• [Do this]: Identify and pull out each line of the entries in which "Ciencias" occurs.

• [Data entries]:
** START **

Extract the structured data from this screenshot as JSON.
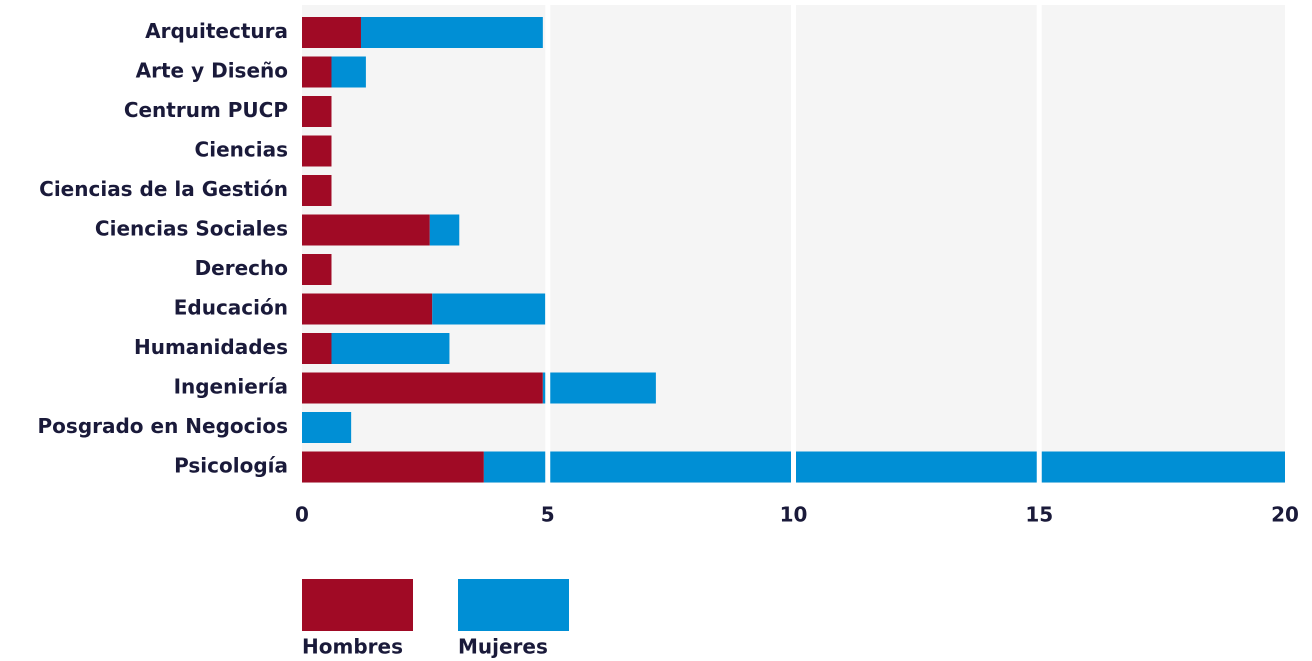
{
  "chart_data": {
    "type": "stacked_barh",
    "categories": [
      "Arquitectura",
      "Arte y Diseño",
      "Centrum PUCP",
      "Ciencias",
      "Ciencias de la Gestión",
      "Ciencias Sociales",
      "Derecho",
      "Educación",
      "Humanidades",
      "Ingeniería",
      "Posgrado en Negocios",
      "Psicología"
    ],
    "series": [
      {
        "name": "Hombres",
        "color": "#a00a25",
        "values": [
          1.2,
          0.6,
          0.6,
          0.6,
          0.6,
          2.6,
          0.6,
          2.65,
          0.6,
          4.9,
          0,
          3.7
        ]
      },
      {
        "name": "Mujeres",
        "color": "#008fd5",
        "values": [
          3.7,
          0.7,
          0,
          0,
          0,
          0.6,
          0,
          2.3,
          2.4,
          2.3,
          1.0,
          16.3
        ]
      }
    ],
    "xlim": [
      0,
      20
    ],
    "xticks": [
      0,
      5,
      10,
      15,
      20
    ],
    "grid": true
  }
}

** END **

• [Final result]:
      "Ciencias",
      "Ciencias de la Gestión",
      "Ciencias Sociales",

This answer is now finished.